- _What you need to do_
Output the lines of the records from the one containing "Convert this screenshot" through the last, both ends included. Leave pictures out.

[Data tied to figure images]

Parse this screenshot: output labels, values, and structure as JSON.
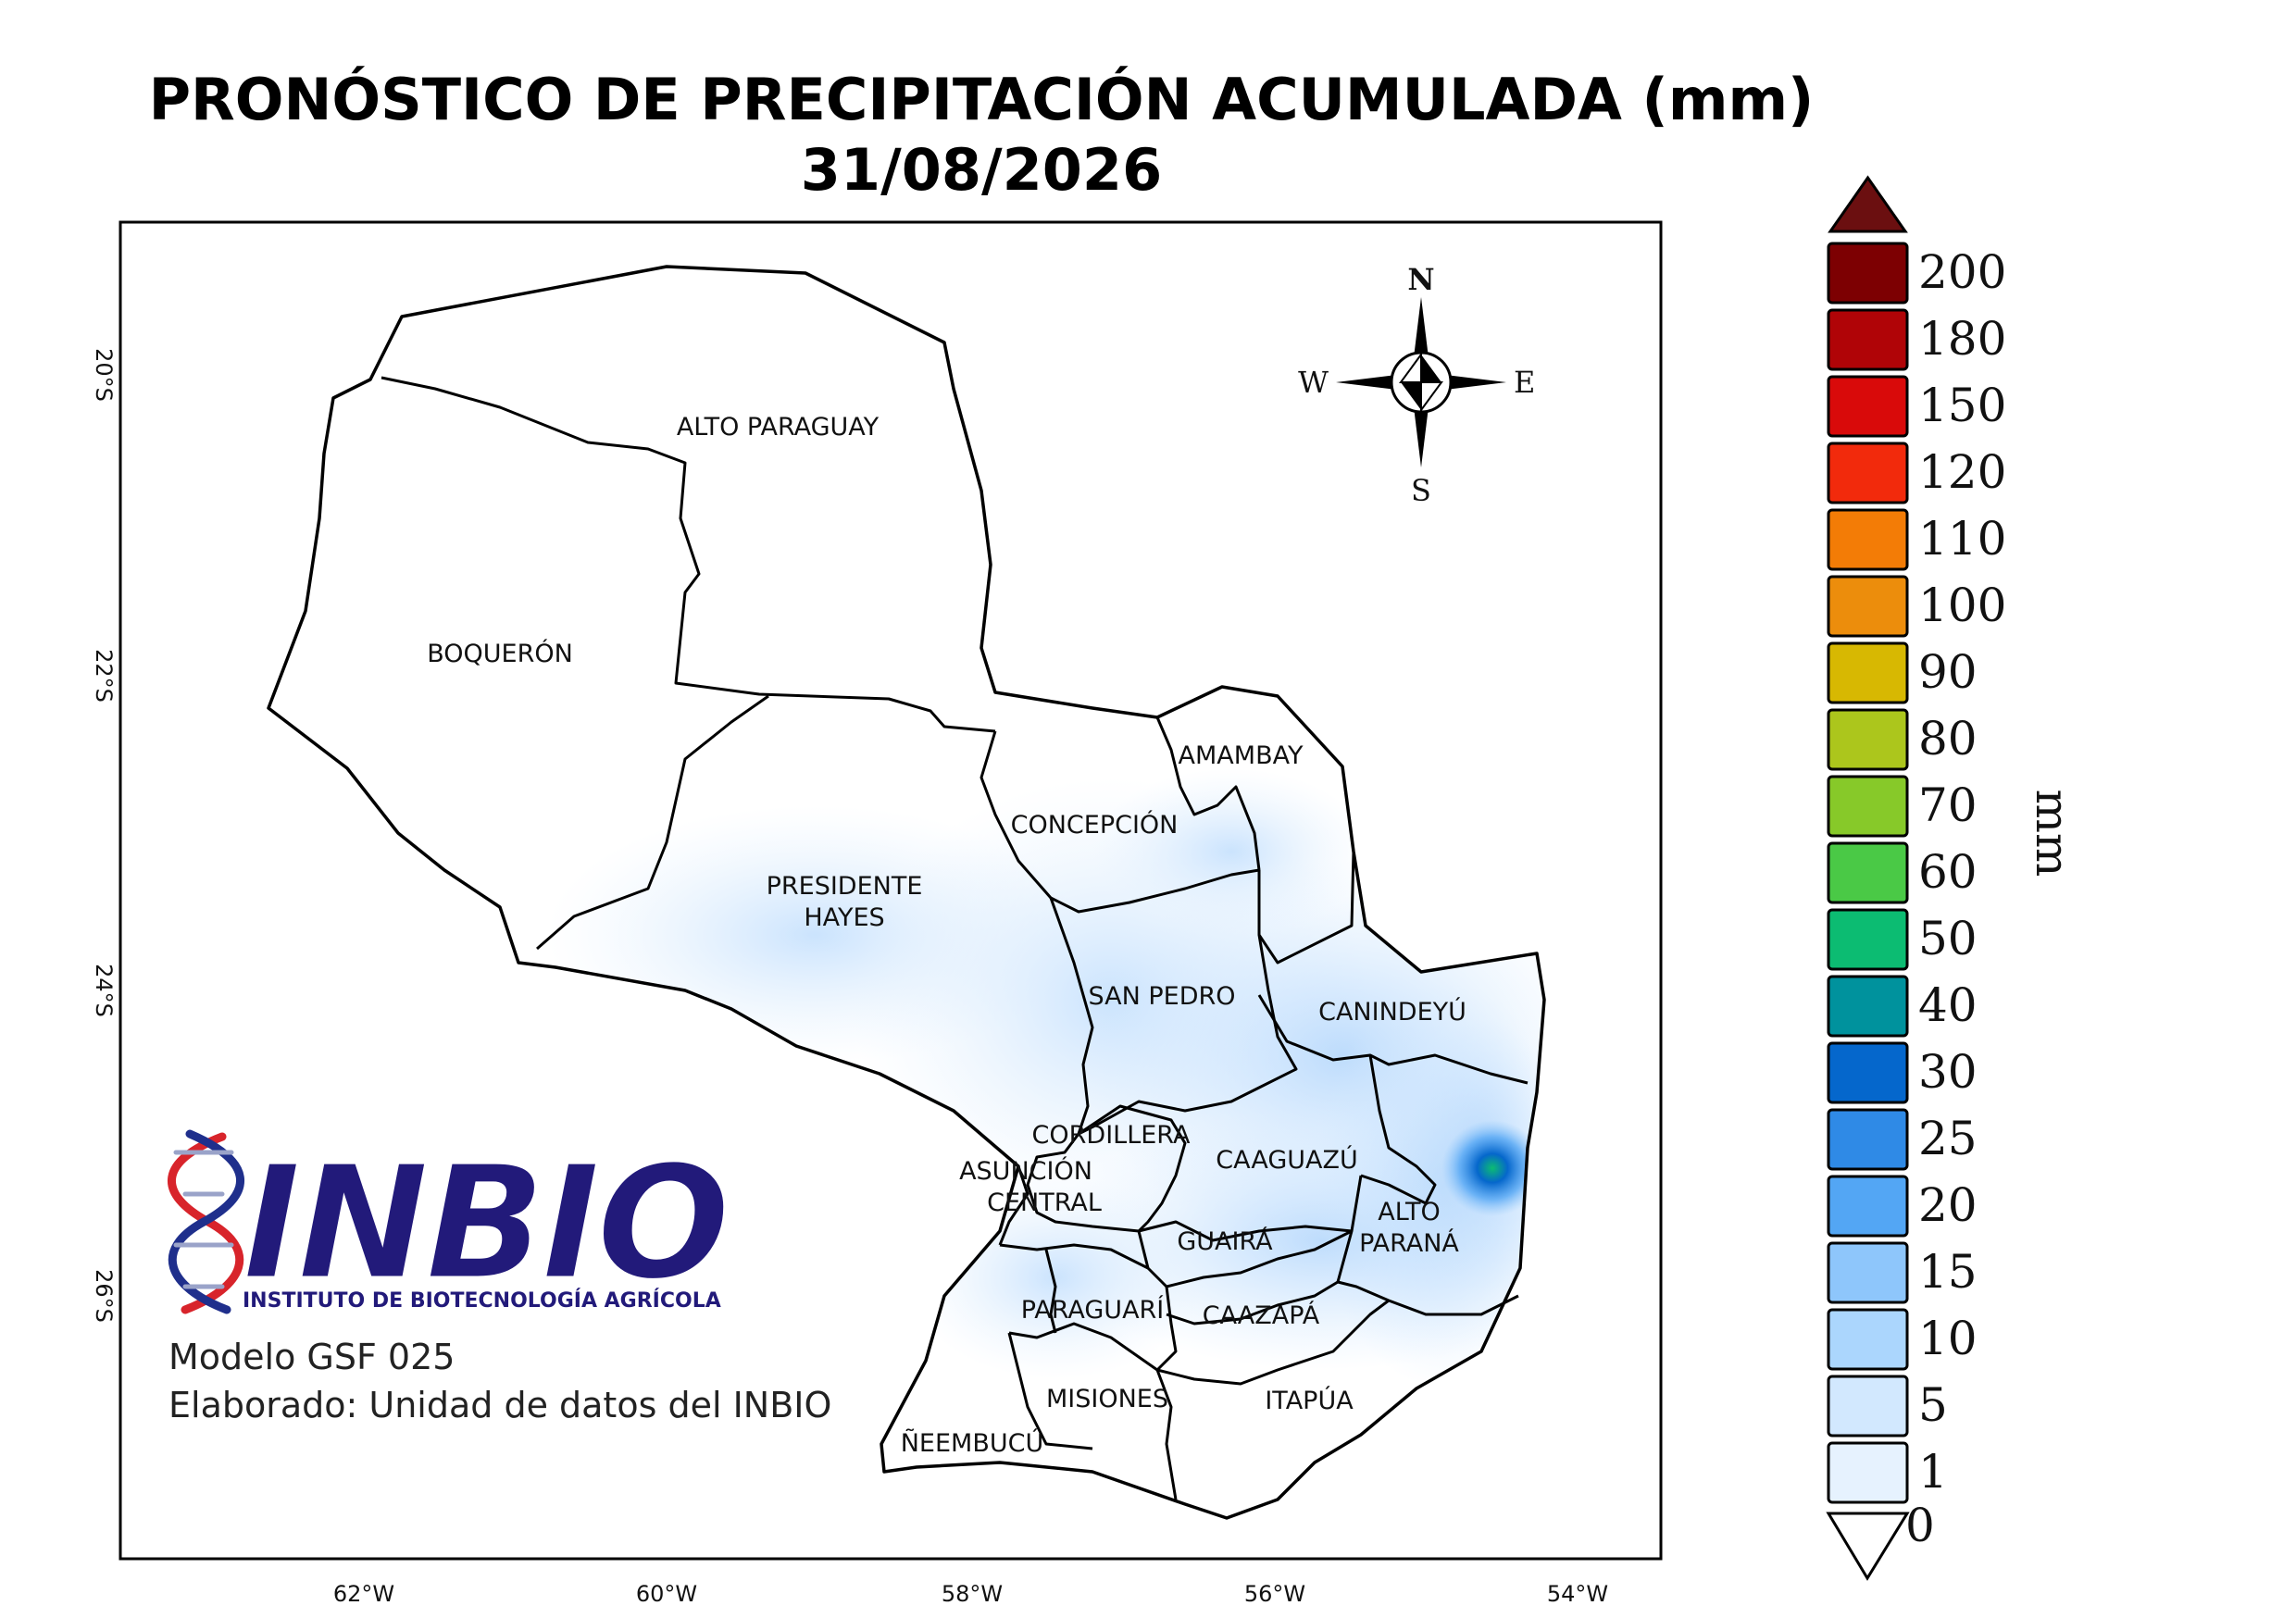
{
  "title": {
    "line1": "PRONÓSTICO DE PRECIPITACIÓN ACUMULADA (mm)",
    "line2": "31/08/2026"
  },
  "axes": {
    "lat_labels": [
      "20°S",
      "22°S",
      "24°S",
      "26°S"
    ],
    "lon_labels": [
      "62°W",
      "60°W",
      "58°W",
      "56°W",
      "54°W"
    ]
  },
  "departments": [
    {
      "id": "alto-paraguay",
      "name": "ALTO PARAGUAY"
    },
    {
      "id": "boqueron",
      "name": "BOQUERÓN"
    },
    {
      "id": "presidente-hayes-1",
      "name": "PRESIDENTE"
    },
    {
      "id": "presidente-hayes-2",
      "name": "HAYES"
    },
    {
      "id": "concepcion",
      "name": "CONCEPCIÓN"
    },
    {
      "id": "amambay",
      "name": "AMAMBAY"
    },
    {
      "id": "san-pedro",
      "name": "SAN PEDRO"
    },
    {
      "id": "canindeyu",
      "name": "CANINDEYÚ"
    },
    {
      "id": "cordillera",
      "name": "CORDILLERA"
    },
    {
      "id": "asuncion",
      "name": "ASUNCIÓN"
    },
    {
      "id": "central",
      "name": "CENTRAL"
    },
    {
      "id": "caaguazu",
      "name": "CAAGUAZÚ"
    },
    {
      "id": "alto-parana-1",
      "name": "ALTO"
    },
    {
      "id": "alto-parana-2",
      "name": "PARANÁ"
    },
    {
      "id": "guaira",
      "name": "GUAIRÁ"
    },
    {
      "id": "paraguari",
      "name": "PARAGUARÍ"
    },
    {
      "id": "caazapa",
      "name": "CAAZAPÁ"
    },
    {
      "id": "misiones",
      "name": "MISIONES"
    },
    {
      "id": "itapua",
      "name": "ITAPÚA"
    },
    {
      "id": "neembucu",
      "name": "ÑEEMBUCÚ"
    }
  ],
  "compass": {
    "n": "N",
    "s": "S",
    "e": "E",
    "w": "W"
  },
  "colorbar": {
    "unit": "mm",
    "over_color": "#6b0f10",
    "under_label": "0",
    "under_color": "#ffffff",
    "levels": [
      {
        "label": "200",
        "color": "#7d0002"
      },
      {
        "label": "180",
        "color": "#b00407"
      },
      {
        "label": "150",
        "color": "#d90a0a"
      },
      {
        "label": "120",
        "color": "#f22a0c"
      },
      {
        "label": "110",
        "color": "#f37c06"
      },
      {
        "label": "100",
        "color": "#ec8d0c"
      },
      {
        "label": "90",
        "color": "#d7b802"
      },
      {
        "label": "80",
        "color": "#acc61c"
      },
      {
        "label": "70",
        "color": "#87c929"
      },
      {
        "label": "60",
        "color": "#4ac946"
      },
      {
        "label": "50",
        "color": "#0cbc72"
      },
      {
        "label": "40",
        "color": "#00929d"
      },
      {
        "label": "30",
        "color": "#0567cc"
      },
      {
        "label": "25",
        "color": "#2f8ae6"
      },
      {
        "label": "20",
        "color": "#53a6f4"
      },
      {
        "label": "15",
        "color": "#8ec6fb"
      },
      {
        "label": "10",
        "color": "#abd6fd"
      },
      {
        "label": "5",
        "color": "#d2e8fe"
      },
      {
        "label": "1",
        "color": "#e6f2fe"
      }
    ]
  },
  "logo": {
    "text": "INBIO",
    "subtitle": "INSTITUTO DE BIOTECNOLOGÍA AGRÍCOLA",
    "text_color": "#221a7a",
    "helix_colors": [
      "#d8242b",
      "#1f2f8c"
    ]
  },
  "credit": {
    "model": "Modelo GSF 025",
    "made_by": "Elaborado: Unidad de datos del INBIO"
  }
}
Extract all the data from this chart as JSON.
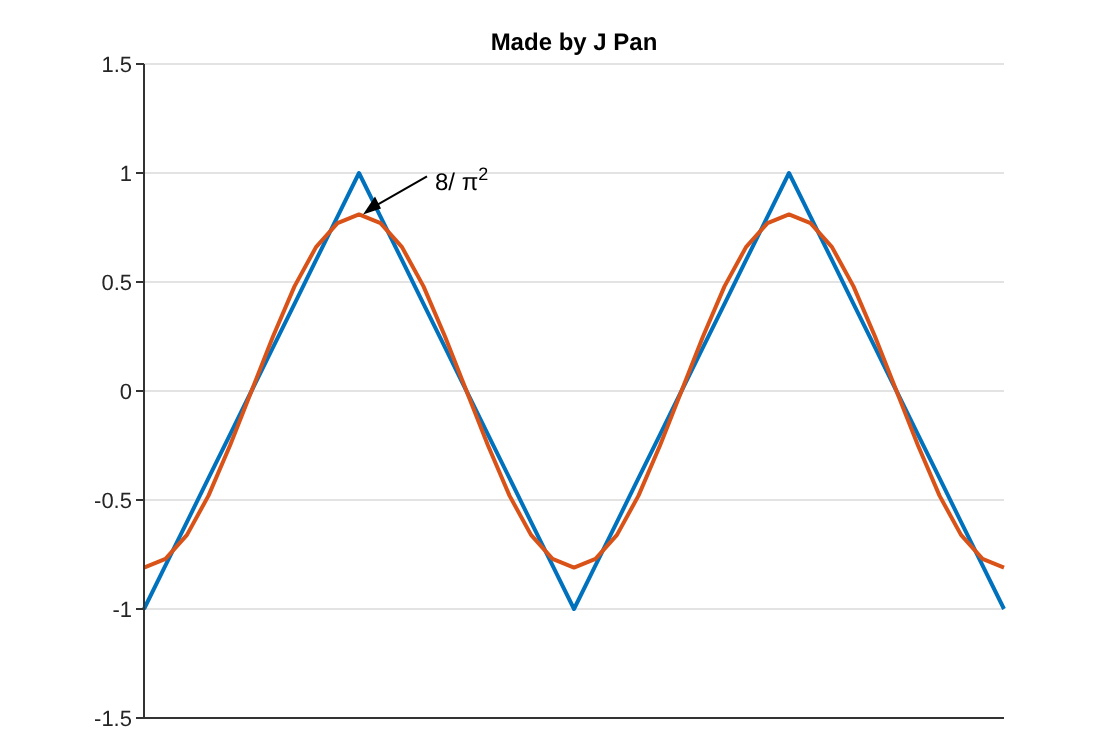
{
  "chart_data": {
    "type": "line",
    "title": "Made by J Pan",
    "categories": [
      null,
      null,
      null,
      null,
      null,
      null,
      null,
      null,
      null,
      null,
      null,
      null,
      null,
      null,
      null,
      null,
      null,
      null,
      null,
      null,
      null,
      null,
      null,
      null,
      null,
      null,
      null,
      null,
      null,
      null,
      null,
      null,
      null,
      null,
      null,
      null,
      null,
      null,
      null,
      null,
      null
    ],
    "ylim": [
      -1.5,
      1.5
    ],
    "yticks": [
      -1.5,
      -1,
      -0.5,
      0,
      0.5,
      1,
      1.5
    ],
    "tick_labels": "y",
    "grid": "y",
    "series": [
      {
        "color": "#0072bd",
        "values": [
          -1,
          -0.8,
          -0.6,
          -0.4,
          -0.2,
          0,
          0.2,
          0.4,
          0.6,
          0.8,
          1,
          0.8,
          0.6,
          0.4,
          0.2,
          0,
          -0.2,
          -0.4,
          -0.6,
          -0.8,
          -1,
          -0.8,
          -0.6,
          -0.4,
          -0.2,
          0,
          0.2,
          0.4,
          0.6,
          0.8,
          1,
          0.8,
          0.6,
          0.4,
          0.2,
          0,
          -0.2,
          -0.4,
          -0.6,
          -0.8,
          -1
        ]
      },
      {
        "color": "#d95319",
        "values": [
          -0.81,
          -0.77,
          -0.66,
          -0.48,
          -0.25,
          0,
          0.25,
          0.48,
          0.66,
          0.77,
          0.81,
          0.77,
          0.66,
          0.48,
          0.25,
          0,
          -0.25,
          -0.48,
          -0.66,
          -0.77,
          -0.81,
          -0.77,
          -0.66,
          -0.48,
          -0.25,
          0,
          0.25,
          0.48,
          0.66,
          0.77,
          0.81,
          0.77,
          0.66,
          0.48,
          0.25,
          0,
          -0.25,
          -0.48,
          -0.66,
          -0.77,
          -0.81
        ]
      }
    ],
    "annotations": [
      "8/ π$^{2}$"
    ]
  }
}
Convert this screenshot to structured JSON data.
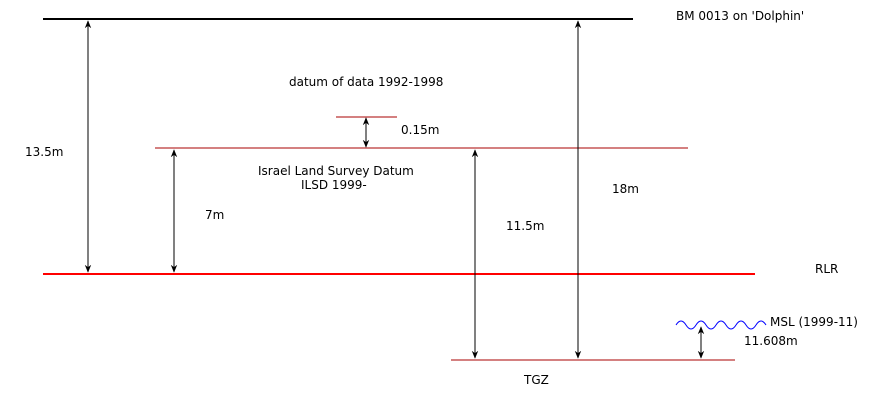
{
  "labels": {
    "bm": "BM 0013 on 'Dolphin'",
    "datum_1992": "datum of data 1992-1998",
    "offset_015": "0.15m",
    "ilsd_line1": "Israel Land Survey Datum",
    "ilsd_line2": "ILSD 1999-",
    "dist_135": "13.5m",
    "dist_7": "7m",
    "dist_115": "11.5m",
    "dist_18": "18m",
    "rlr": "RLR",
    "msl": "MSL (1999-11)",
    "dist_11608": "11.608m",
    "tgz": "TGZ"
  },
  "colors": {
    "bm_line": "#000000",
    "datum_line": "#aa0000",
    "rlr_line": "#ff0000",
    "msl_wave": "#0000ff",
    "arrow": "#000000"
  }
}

- _Correct result_
Convert this screenshot to structured JSON data.
{
  "labels": {
    "bm": "BM 0013 on 'Dolphin'",
    "datum_1992": "datum of data 1992-1998",
    "offset_015": "0.15m",
    "ilsd_line1": "Israel Land Survey Datum",
    "ilsd_line2": "ILSD 1999-",
    "dist_135": "13.5m",
    "dist_7": "7m",
    "dist_115": "11.5m",
    "dist_18": "18m",
    "rlr": "RLR",
    "msl": "MSL (1999-11)",
    "dist_11608": "11.608m",
    "tgz": "TGZ"
  },
  "colors": {
    "bm_line": "#000000",
    "datum_line": "#aa0000",
    "rlr_line": "#ff0000",
    "msl_wave": "#0000ff",
    "arrow": "#000000"
  }
}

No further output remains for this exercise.